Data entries
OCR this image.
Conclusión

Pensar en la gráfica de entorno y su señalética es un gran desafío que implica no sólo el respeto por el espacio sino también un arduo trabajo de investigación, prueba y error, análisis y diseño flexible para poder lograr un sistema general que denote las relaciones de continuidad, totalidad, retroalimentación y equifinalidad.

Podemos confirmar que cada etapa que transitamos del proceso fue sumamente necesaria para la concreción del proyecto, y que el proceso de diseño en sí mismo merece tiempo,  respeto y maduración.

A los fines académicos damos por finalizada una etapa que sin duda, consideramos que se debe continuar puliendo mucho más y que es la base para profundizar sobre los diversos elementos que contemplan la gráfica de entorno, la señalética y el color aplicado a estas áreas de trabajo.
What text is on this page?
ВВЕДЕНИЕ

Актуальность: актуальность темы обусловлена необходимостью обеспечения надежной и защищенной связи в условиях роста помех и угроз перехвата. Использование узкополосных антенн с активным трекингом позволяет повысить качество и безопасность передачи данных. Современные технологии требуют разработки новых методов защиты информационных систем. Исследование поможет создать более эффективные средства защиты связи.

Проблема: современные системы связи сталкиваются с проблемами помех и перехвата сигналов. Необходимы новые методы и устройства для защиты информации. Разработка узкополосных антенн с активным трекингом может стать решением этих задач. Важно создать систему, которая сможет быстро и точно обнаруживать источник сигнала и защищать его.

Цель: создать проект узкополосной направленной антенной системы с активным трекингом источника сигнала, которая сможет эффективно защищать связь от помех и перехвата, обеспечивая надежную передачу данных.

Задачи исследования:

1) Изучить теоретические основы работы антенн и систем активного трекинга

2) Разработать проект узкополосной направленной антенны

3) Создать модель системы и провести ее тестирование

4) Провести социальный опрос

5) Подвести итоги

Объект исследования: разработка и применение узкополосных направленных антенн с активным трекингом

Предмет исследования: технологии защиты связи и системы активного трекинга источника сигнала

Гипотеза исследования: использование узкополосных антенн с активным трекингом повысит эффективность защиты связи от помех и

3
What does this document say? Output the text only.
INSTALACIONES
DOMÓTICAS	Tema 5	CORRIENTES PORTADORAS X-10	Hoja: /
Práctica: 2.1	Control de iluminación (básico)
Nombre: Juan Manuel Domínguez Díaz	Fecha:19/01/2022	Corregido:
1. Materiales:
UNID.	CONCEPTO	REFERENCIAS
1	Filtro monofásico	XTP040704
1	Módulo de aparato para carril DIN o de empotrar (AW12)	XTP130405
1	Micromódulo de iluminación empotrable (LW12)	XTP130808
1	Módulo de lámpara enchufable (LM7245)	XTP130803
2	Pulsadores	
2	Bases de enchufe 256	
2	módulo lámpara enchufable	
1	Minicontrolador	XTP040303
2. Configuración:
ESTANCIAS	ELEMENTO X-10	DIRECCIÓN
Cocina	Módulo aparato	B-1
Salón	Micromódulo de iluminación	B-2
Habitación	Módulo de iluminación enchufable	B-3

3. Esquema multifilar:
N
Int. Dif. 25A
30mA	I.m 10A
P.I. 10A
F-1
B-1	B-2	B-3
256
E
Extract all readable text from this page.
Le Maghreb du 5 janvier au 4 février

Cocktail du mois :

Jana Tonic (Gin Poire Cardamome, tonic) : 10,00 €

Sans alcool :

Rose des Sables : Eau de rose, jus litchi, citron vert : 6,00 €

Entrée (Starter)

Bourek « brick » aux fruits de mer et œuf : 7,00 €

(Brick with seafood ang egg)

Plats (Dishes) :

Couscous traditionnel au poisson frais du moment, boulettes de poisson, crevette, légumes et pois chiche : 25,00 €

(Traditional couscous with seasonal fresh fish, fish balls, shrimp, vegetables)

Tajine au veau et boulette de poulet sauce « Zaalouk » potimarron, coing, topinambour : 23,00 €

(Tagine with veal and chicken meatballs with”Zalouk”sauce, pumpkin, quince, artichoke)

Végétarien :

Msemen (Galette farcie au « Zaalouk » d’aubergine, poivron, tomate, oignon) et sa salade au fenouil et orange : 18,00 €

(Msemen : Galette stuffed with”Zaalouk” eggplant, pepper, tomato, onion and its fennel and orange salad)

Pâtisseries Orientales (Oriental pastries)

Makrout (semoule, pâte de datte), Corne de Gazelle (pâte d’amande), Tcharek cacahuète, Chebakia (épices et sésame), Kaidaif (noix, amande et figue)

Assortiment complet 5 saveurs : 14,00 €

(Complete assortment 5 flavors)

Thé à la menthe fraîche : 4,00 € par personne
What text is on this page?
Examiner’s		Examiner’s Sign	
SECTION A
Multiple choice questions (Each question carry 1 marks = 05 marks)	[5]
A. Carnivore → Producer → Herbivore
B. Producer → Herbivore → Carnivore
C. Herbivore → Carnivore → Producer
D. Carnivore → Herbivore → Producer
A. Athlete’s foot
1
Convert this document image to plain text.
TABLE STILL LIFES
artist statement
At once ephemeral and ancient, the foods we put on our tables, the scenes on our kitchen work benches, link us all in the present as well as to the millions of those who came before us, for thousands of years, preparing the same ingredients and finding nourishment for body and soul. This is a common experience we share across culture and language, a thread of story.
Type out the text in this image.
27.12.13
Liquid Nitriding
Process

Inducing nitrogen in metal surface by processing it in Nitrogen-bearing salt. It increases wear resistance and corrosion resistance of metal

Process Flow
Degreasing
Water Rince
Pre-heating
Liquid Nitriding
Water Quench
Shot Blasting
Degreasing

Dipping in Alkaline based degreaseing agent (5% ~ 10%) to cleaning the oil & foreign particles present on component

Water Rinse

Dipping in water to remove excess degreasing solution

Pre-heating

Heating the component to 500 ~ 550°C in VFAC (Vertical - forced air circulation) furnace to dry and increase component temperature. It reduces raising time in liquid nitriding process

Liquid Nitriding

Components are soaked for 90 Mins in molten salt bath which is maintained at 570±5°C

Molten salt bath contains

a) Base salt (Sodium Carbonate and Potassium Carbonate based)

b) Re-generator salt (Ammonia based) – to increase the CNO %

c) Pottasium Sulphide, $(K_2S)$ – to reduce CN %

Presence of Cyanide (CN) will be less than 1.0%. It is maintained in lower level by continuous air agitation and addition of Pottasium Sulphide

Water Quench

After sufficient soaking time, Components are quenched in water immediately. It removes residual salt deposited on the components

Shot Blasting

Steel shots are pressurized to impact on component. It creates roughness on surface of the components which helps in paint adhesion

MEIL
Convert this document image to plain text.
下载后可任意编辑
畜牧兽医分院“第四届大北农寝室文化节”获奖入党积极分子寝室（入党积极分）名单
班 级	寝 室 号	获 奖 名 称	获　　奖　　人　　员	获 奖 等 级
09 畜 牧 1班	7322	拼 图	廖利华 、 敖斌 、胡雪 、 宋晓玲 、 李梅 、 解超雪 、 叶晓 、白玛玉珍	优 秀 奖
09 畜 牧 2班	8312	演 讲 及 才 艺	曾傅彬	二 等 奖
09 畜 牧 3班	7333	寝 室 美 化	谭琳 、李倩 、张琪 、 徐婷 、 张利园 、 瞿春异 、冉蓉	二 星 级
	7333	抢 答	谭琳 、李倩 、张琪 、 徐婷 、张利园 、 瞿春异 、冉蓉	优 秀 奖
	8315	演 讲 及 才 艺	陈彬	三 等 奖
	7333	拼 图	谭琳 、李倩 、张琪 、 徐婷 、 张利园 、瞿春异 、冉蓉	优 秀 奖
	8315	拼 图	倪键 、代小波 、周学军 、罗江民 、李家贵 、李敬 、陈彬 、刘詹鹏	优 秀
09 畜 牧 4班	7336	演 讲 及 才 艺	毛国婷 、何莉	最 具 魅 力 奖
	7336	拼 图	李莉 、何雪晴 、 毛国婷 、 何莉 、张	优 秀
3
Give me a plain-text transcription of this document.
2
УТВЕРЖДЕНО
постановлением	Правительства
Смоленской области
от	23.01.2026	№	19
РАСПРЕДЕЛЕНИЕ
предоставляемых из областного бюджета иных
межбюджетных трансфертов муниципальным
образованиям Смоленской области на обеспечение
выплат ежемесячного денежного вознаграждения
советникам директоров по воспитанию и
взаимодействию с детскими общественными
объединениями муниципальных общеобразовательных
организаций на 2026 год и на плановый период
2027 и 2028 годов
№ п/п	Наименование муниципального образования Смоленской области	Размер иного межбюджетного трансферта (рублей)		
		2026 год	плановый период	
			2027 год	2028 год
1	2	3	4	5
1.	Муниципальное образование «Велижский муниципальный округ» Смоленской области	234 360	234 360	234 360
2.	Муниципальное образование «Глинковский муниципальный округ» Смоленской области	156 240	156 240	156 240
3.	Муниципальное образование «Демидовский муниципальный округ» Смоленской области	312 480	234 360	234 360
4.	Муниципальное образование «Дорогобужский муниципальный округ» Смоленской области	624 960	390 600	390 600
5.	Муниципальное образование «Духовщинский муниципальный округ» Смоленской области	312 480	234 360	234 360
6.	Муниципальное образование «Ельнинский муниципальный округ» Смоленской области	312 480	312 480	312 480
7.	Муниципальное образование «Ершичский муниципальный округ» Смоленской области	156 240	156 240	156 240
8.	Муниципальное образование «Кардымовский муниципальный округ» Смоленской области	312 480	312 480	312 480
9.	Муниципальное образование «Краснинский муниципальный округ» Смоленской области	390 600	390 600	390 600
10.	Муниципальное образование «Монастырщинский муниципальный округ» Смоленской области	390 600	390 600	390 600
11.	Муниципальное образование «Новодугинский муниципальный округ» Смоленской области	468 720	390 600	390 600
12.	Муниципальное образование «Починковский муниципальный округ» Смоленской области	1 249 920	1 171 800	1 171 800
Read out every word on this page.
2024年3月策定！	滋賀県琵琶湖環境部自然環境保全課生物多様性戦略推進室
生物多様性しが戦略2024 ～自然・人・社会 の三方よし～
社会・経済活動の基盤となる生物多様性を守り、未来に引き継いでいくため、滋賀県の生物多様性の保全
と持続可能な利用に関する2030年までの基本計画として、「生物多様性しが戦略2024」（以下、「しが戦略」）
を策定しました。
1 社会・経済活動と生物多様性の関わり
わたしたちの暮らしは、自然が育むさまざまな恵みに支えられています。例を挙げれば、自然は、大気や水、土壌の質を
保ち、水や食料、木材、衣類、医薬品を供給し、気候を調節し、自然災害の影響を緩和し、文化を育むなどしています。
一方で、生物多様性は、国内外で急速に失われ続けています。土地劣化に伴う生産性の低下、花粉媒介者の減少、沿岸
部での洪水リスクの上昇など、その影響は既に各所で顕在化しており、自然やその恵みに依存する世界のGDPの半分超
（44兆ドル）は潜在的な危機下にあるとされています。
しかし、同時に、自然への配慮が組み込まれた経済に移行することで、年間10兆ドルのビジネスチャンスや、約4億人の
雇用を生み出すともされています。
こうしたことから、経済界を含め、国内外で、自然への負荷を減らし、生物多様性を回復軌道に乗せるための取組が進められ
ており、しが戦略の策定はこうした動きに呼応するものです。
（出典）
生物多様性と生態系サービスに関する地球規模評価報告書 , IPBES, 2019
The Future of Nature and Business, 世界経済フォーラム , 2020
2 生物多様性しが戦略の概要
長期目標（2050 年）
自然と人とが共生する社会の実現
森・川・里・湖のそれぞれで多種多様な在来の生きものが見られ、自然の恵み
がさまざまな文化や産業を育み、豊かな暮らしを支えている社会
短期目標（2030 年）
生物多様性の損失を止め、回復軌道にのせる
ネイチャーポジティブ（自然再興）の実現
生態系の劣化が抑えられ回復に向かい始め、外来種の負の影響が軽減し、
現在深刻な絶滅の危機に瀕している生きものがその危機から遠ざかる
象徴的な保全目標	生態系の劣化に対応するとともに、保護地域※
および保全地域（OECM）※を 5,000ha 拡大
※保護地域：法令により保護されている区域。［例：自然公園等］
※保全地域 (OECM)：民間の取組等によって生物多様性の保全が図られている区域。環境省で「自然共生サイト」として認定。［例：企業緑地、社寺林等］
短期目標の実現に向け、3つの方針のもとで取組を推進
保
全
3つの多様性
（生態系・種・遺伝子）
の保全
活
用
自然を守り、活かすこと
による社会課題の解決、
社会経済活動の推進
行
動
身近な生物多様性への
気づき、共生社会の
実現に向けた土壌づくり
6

▶ **EXERCISE PROMPT**: Identify every line above with the string "активного" in it. Copy those lines.

▶ **FULL RESPONSE**:
1) Изучить теоретические основы работы антенн и систем активного трекинга
Предмет исследования: технологии защиты связи и системы активного трекинга источника сигнала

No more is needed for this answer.